— start of Information supplied —
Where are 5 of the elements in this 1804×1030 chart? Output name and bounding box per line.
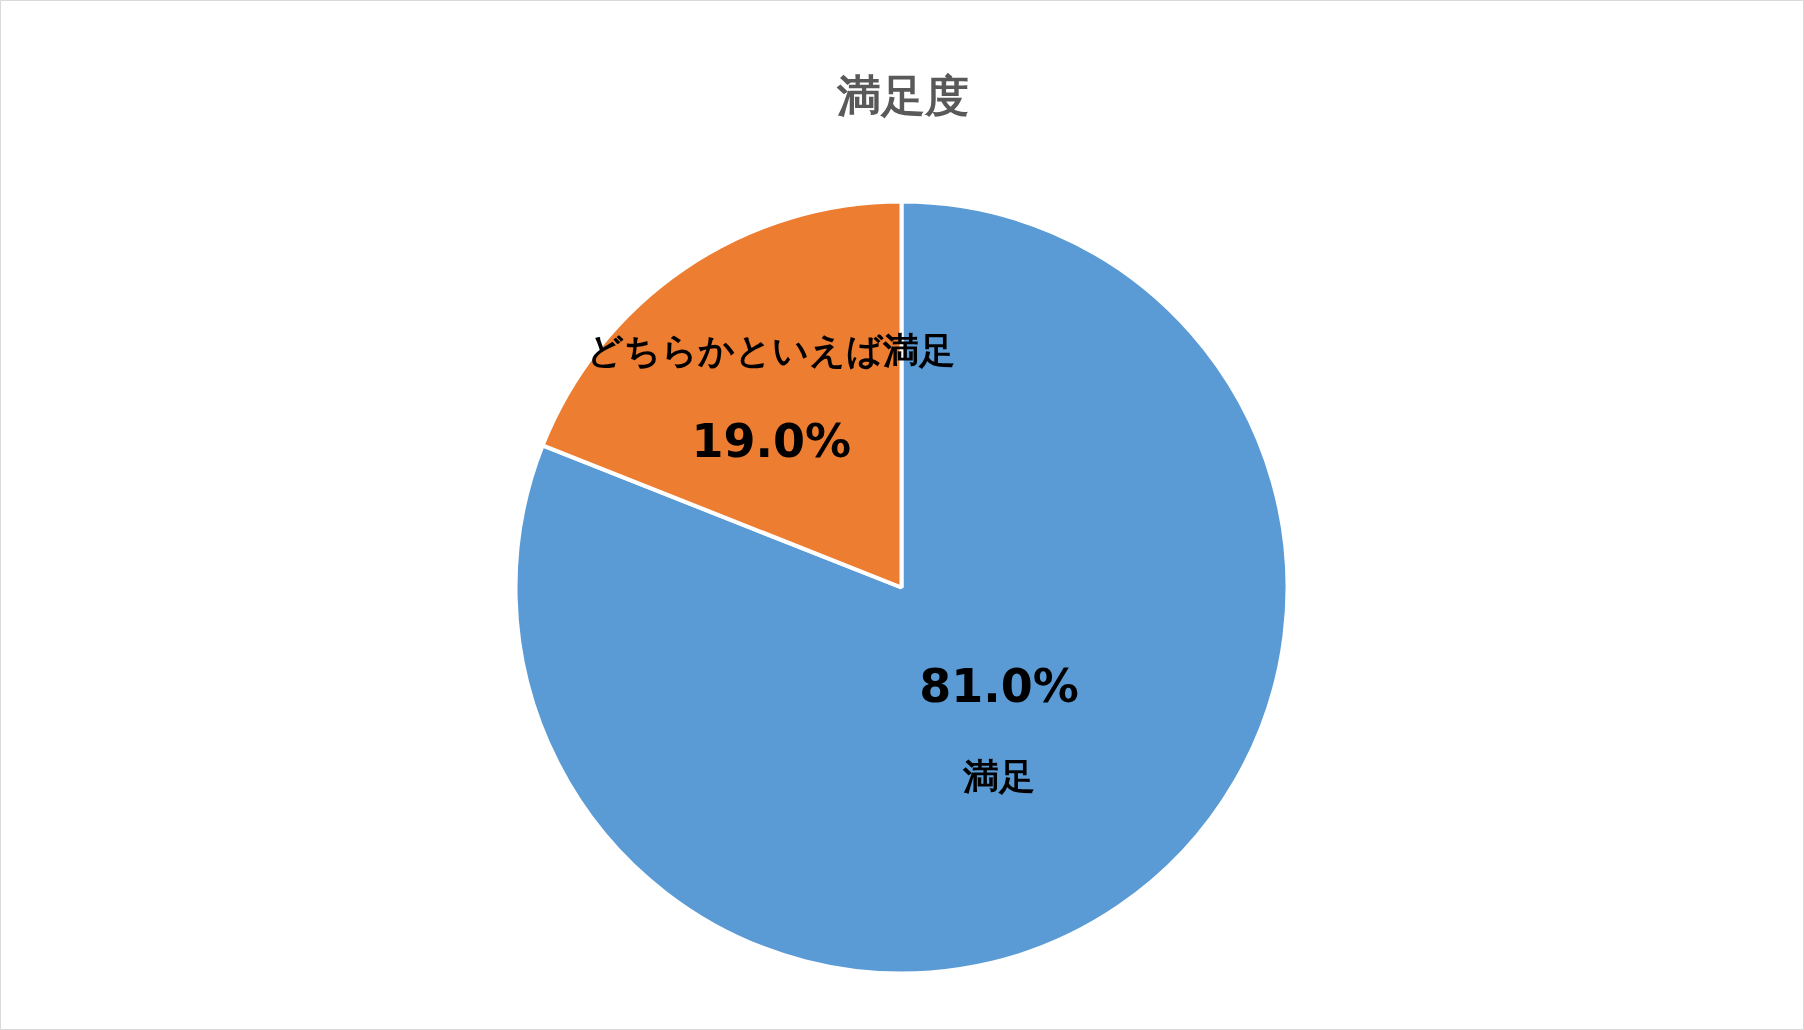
— end of Information supplied —
— start of Information supplied —
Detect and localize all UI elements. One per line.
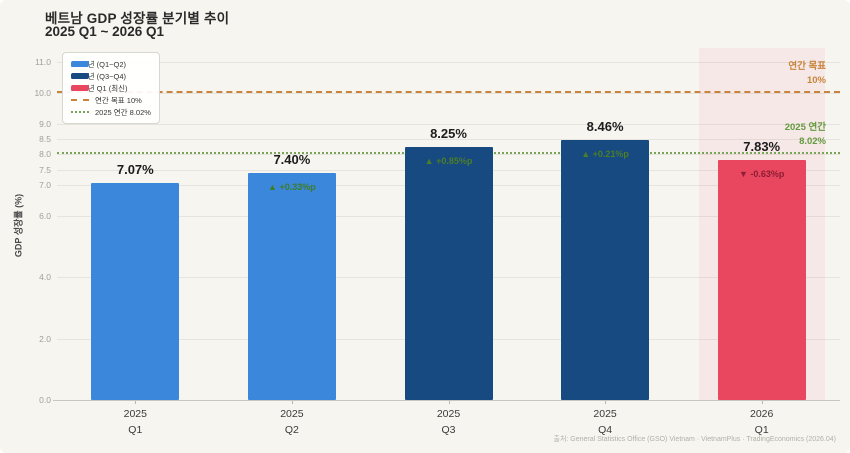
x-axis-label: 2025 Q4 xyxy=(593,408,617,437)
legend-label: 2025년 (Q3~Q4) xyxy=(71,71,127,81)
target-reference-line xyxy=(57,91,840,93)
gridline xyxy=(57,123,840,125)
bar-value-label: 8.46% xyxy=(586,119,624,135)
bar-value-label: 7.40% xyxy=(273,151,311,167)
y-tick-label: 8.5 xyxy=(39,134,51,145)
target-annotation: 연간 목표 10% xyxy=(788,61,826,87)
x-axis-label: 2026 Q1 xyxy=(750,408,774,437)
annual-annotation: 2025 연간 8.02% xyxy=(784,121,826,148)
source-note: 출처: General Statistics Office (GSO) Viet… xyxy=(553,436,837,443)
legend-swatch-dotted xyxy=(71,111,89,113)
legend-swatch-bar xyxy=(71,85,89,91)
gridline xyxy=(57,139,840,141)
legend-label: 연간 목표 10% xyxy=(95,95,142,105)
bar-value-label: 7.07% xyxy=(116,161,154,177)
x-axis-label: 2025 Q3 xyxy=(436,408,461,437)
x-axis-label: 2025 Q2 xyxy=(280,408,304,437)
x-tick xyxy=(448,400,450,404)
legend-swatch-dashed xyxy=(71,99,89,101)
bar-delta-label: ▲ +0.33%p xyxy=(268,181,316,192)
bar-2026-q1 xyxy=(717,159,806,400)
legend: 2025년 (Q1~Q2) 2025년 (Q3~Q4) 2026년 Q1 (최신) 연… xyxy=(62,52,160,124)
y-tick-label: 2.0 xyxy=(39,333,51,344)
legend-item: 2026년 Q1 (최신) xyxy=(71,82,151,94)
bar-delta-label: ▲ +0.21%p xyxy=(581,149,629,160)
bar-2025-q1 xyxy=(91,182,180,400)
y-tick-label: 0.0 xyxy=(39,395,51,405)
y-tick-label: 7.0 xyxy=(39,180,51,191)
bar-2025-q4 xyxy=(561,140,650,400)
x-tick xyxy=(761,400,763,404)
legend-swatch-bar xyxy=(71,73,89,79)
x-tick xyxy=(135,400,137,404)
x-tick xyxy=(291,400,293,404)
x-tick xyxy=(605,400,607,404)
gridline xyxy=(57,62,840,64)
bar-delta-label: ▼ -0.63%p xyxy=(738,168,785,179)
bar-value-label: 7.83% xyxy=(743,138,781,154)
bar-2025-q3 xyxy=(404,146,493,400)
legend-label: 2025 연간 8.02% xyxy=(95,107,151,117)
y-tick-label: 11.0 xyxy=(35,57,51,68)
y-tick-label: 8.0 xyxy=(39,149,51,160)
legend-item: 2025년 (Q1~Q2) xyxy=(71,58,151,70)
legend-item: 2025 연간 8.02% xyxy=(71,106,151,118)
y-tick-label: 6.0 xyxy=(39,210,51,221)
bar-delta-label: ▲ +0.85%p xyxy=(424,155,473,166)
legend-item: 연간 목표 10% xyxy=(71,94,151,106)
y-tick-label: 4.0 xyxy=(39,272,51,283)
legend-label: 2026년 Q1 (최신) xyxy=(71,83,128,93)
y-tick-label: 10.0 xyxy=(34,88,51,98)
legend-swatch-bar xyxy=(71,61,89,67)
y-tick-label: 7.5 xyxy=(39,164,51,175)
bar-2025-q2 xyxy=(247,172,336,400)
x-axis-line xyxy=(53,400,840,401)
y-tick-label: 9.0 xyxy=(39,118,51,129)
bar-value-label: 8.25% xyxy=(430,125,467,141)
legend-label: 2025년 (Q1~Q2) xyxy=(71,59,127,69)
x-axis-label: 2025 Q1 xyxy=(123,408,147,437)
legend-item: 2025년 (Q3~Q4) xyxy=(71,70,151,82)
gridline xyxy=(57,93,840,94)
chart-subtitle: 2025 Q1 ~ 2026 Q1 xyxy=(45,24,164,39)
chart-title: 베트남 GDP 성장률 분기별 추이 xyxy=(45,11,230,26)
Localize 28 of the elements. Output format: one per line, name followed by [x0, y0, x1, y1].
— end of Information supplied —
▶ _Problem to work on_: Convert the lines from the line with "Detect and localize" to the line with "y-tick-label: 2.0 xyxy=(39,333,51,344)", both included, into a Markdown table with the columns No. and Line, numbering each row. Omit blank lines and pictures.

▶ _Exercise response_:
| No. | Line |
|---|---|
| 1 | Detect and localize all UI elements. One per line. |
| 2 | x-axis-label: 2025 Q4 xyxy=(593,408,617,437) |
| 3 | legend-label: 2025년 (Q3~Q4) xyxy=(71,71,127,81) |
| 4 | target-reference-line xyxy=(57,91,840,93) |
| 5 | gridline xyxy=(57,123,840,125) |
| 6 | bar-value-label: 8.46% xyxy=(586,119,624,135) |
| 7 | bar-value-label: 7.40% xyxy=(273,151,311,167) |
| 8 | y-tick-label: 8.5 xyxy=(39,134,51,145) |
| 9 | target-annotation: 연간 목표 10% xyxy=(788,61,826,87) |
| 10 | x-axis-label: 2026 Q1 xyxy=(750,408,774,437) |
| 11 | annual-annotation: 2025 연간 8.02% xyxy=(784,121,826,148) |
| 12 | source-note: 출처: General Statistics Office (GSO) Viet… xyxy=(553,436,837,443) |
| 13 | legend-swatch-dotted xyxy=(71,111,89,113) |
| 14 | legend-swatch-bar xyxy=(71,85,89,91) |
| 15 | gridline xyxy=(57,139,840,141) |
| 16 | legend-label: 연간 목표 10% xyxy=(95,95,142,105) |
| 17 | bar-value-label: 7.07% xyxy=(116,161,154,177) |
| 18 | x-axis-label: 2025 Q3 xyxy=(436,408,461,437) |
| 19 | x-axis-label: 2025 Q2 xyxy=(280,408,304,437) |
| 20 | x-tick xyxy=(448,400,450,404) |
| 21 | legend-swatch-dashed xyxy=(71,99,89,101) |
| 22 | bar-delta-label: ▲ +0.33%p xyxy=(268,181,316,192) |
| 23 | bar-2026-q1 xyxy=(717,159,806,400) |
| 24 | legend: 2025년 (Q1~Q2) 2025년 (Q3~Q4) 2026년 Q1 (최신) 연… xyxy=(62,52,160,124) |
| 25 | y-tick-label: 2.0 xyxy=(39,333,51,344) |